• [Records shown]

%%

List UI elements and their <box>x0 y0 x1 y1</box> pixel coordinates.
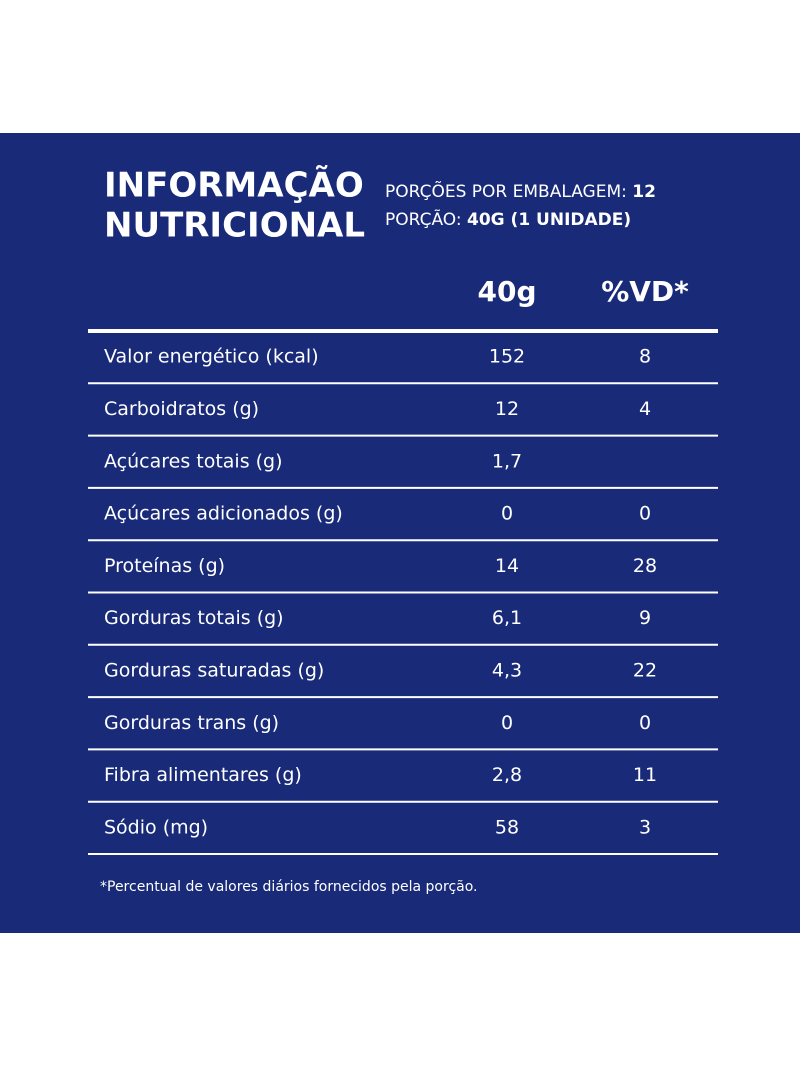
nutrient: Açúcares adicionados (g) <box>104 503 343 525</box>
daily-value: 22 <box>633 659 657 681</box>
portion-label: PORÇÃO: <box>385 208 462 230</box>
nutrient: Proteínas (g) <box>104 555 225 577</box>
amount: 12 <box>495 398 519 420</box>
amount: 152 <box>489 346 525 368</box>
daily-value: 0 <box>639 712 651 734</box>
amount: 4,3 <box>492 659 522 681</box>
nutrient: Gorduras saturadas (g) <box>104 659 324 681</box>
portion-value: 40G (1 UNIDADE) <box>467 210 631 230</box>
footnote: *Percentual de valores diários fornecido… <box>100 879 478 895</box>
daily-value: 28 <box>633 555 657 577</box>
amount: 14 <box>495 555 519 577</box>
nutrient: Açúcares totais (g) <box>104 450 283 472</box>
nutrient: Gorduras totais (g) <box>104 607 284 629</box>
amount: 1,7 <box>492 450 522 472</box>
nutrient: Carboidratos (g) <box>104 398 259 420</box>
portion: PORÇÃO: 40G (1 UNIDADE) <box>385 208 631 230</box>
amount: 6,1 <box>492 607 522 629</box>
rows: Valor energético (kcal) 152 8 Carboidratos … <box>88 346 718 855</box>
column-header: %VD* <box>601 275 689 308</box>
daily-value: 4 <box>639 398 651 420</box>
nutrient: Valor energético (kcal) <box>104 346 319 368</box>
amount: 0 <box>501 712 513 734</box>
amount: 2,8 <box>492 764 522 786</box>
title: INFORMAÇÃO <box>104 165 364 206</box>
amount: 0 <box>501 503 513 525</box>
servings-value: 12 <box>632 182 656 202</box>
daily-value: 11 <box>633 764 657 786</box>
daily-value: 0 <box>639 503 651 525</box>
column-header: 40g <box>477 275 536 308</box>
amount: 58 <box>495 816 519 838</box>
nutrient: Gorduras trans (g) <box>104 712 279 734</box>
nutrient: Sódio (mg) <box>104 816 208 838</box>
daily-value: 3 <box>639 816 651 838</box>
title: NUTRICIONAL <box>104 206 365 246</box>
servings: PORÇÕES POR EMBALAGEM: 12 <box>385 180 656 202</box>
panel <box>0 133 800 933</box>
daily-value: 9 <box>639 607 651 629</box>
servings-label: PORÇÕES POR EMBALAGEM: <box>385 180 627 202</box>
nutrient: Fibra alimentares (g) <box>104 764 302 786</box>
daily-value: 8 <box>639 346 651 368</box>
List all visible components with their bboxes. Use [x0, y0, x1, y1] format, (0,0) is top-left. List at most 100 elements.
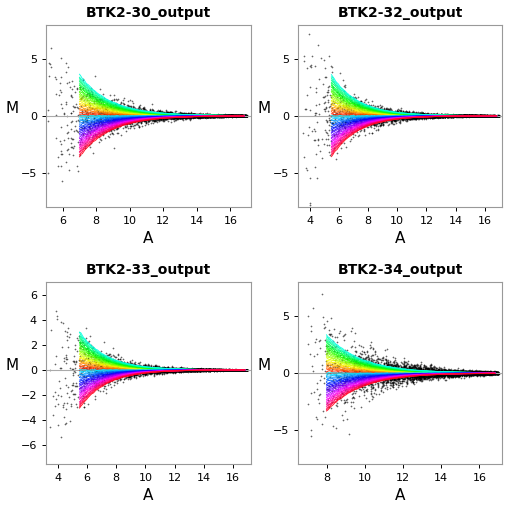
Point — [449, 372, 457, 380]
Point — [205, 112, 213, 121]
Point — [490, 111, 498, 120]
Point — [179, 365, 187, 373]
Point — [456, 111, 464, 120]
Point — [225, 366, 233, 374]
Point — [174, 366, 182, 374]
Point — [221, 366, 229, 374]
Point — [373, 126, 382, 134]
Point — [462, 371, 470, 379]
Point — [62, 146, 71, 154]
Point — [440, 111, 449, 119]
Point — [222, 366, 230, 374]
Point — [425, 110, 433, 119]
Point — [151, 114, 160, 122]
Point — [227, 365, 235, 374]
Point — [406, 116, 414, 124]
Point — [103, 368, 111, 376]
Point — [193, 366, 201, 374]
Point — [103, 366, 111, 375]
Point — [490, 370, 498, 378]
Point — [46, 423, 54, 432]
Point — [209, 366, 217, 374]
Point — [446, 112, 454, 120]
Point — [229, 366, 237, 374]
Point — [484, 111, 492, 120]
Point — [470, 367, 478, 376]
Point — [361, 125, 369, 133]
Point — [223, 366, 231, 374]
Point — [458, 369, 466, 377]
Point — [208, 366, 216, 374]
Point — [462, 111, 470, 120]
Point — [202, 366, 210, 375]
Point — [426, 370, 434, 378]
Point — [439, 370, 448, 378]
Point — [462, 367, 470, 376]
Point — [180, 366, 188, 374]
Point — [459, 112, 467, 120]
Point — [348, 114, 357, 122]
Point — [236, 112, 244, 120]
Point — [142, 367, 150, 375]
Point — [237, 366, 245, 374]
Point — [183, 111, 192, 120]
Point — [453, 371, 461, 379]
Point — [377, 366, 385, 375]
Point — [224, 366, 232, 374]
Point — [98, 366, 106, 374]
Point — [184, 365, 193, 374]
Point — [437, 368, 445, 376]
Point — [122, 360, 131, 369]
Point — [371, 113, 379, 121]
Point — [151, 362, 159, 370]
Point — [433, 111, 441, 120]
Point — [227, 111, 235, 120]
Point — [147, 365, 155, 374]
Point — [451, 368, 459, 376]
Point — [489, 112, 497, 120]
Point — [478, 111, 486, 120]
Point — [469, 111, 477, 120]
Point — [106, 362, 114, 370]
Point — [67, 91, 75, 99]
Point — [119, 112, 127, 121]
Point — [220, 111, 229, 120]
Point — [476, 368, 484, 376]
Point — [321, 105, 329, 114]
Point — [233, 365, 241, 374]
Point — [360, 104, 368, 112]
Point — [238, 111, 246, 119]
Point — [153, 112, 161, 120]
Point — [387, 376, 395, 384]
Point — [92, 130, 100, 138]
Point — [413, 111, 421, 120]
Point — [420, 111, 428, 119]
Point — [99, 364, 107, 373]
Point — [185, 111, 193, 120]
Point — [207, 112, 215, 120]
Point — [231, 111, 239, 120]
Point — [479, 368, 487, 376]
Point — [488, 369, 496, 377]
Point — [213, 112, 221, 120]
Point — [449, 370, 457, 378]
Point — [360, 115, 368, 123]
Point — [436, 111, 444, 119]
Point — [216, 111, 225, 120]
Point — [465, 111, 473, 120]
Point — [420, 367, 428, 376]
Point — [159, 365, 167, 373]
Point — [413, 111, 421, 119]
Point — [182, 366, 190, 374]
Point — [175, 366, 183, 375]
Point — [424, 371, 432, 379]
Point — [218, 112, 226, 120]
Point — [177, 110, 185, 118]
Point — [426, 112, 434, 120]
Point — [144, 365, 152, 373]
Point — [145, 105, 153, 114]
Point — [434, 112, 442, 120]
Point — [204, 365, 212, 373]
Point — [206, 112, 214, 120]
Point — [203, 112, 211, 121]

%%

• [Instruction] Copy every line of the entries above word for word, omitting the pictures.

• [Response for this exercise]
List UI elements and their <box>x0 y0 x1 y1</box> pixel coordinates.
nutrient: Açúcares adicionados (g) <box>104 503 343 525</box>
daily-value: 22 <box>633 659 657 681</box>
portion-label: PORÇÃO: <box>385 208 462 230</box>
nutrient: Proteínas (g) <box>104 555 225 577</box>
amount: 12 <box>495 398 519 420</box>
amount: 152 <box>489 346 525 368</box>
daily-value: 0 <box>639 712 651 734</box>
amount: 4,3 <box>492 659 522 681</box>
nutrient: Gorduras saturadas (g) <box>104 659 324 681</box>
portion-value: 40G (1 UNIDADE) <box>467 210 631 230</box>
footnote: *Percentual de valores diários fornecido… <box>100 879 478 895</box>
daily-value: 28 <box>633 555 657 577</box>
amount: 14 <box>495 555 519 577</box>
nutrient: Açúcares totais (g) <box>104 450 283 472</box>
nutrient: Gorduras totais (g) <box>104 607 284 629</box>
amount: 1,7 <box>492 450 522 472</box>
nutrient: Carboidratos (g) <box>104 398 259 420</box>
portion: PORÇÃO: 40G (1 UNIDADE) <box>385 208 631 230</box>
amount: 6,1 <box>492 607 522 629</box>
rows: Valor energético (kcal) 152 8 Carboidratos … <box>88 346 718 855</box>
column-header: %VD* <box>601 275 689 308</box>
daily-value: 4 <box>639 398 651 420</box>
nutrient: Valor energético (kcal) <box>104 346 319 368</box>
amount: 0 <box>501 712 513 734</box>
amount: 2,8 <box>492 764 522 786</box>
title: INFORMAÇÃO <box>104 165 364 206</box>
amount: 0 <box>501 503 513 525</box>
servings-value: 12 <box>632 182 656 202</box>
daily-value: 11 <box>633 764 657 786</box>
daily-value: 0 <box>639 503 651 525</box>
column-header: 40g <box>477 275 536 308</box>
amount: 58 <box>495 816 519 838</box>
nutrient: Gorduras trans (g) <box>104 712 279 734</box>
nutrient: Sódio (mg) <box>104 816 208 838</box>
daily-value: 3 <box>639 816 651 838</box>
title: NUTRICIONAL <box>104 206 365 246</box>
servings: PORÇÕES POR EMBALAGEM: 12 <box>385 180 656 202</box>
panel <box>0 133 800 933</box>
daily-value: 9 <box>639 607 651 629</box>
servings-label: PORÇÕES POR EMBALAGEM: <box>385 180 627 202</box>
nutrient: Fibra alimentares (g) <box>104 764 302 786</box>
daily-value: 8 <box>639 346 651 368</box>
List all visible components with their bboxes. Use [x0, y0, x1, y1] format, (0,0) is top-left. List at most 100 elements.
Point — [449, 372, 457, 380]
Point — [205, 112, 213, 121]
Point — [490, 111, 498, 120]
Point — [179, 365, 187, 373]
Point — [456, 111, 464, 120]
Point — [225, 366, 233, 374]
Point — [174, 366, 182, 374]
Point — [221, 366, 229, 374]
Point — [373, 126, 382, 134]
Point — [462, 371, 470, 379]
Point — [62, 146, 71, 154]
Point — [440, 111, 449, 119]
Point — [222, 366, 230, 374]
Point — [425, 110, 433, 119]
Point — [151, 114, 160, 122]
Point — [227, 365, 235, 374]
Point — [406, 116, 414, 124]
Point — [103, 368, 111, 376]
Point — [193, 366, 201, 374]
Point — [103, 366, 111, 375]
Point — [490, 370, 498, 378]
Point — [46, 423, 54, 432]
Point — [209, 366, 217, 374]
Point — [446, 112, 454, 120]
Point — [229, 366, 237, 374]
Point — [484, 111, 492, 120]
Point — [470, 367, 478, 376]
Point — [361, 125, 369, 133]
Point — [223, 366, 231, 374]
Point — [458, 369, 466, 377]
Point — [208, 366, 216, 374]
Point — [462, 111, 470, 120]
Point — [202, 366, 210, 375]
Point — [426, 370, 434, 378]
Point — [439, 370, 448, 378]
Point — [462, 367, 470, 376]
Point — [180, 366, 188, 374]
Point — [459, 112, 467, 120]
Point — [348, 114, 357, 122]
Point — [236, 112, 244, 120]
Point — [142, 367, 150, 375]
Point — [237, 366, 245, 374]
Point — [183, 111, 192, 120]
Point — [453, 371, 461, 379]
Point — [377, 366, 385, 375]
Point — [224, 366, 232, 374]
Point — [98, 366, 106, 374]
Point — [184, 365, 193, 374]
Point — [437, 368, 445, 376]
Point — [122, 360, 131, 369]
Point — [371, 113, 379, 121]
Point — [151, 362, 159, 370]
Point — [433, 111, 441, 120]
Point — [227, 111, 235, 120]
Point — [147, 365, 155, 374]
Point — [451, 368, 459, 376]
Point — [489, 112, 497, 120]
Point — [478, 111, 486, 120]
Point — [469, 111, 477, 120]
Point — [106, 362, 114, 370]
Point — [67, 91, 75, 99]
Point — [119, 112, 127, 121]
Point — [220, 111, 229, 120]
Point — [476, 368, 484, 376]
Point — [321, 105, 329, 114]
Point — [233, 365, 241, 374]
Point — [360, 104, 368, 112]
Point — [238, 111, 246, 119]
Point — [153, 112, 161, 120]
Point — [387, 376, 395, 384]
Point — [92, 130, 100, 138]
Point — [413, 111, 421, 120]
Point — [420, 111, 428, 119]
Point — [99, 364, 107, 373]
Point — [185, 111, 193, 120]
Point — [207, 112, 215, 120]
Point — [231, 111, 239, 120]
Point — [479, 368, 487, 376]
Point — [488, 369, 496, 377]
Point — [213, 112, 221, 120]
Point — [449, 370, 457, 378]
Point — [360, 115, 368, 123]
Point — [436, 111, 444, 119]
Point — [216, 111, 225, 120]
Point — [465, 111, 473, 120]
Point — [420, 367, 428, 376]
Point — [159, 365, 167, 373]
Point — [413, 111, 421, 119]
Point — [182, 366, 190, 374]
Point — [175, 366, 183, 375]
Point — [424, 371, 432, 379]
Point — [218, 112, 226, 120]
Point — [177, 110, 185, 118]
Point — [426, 112, 434, 120]
Point — [144, 365, 152, 373]
Point — [145, 105, 153, 114]
Point — [434, 112, 442, 120]
Point — [204, 365, 212, 373]
Point — [206, 112, 214, 120]
Point — [203, 112, 211, 121]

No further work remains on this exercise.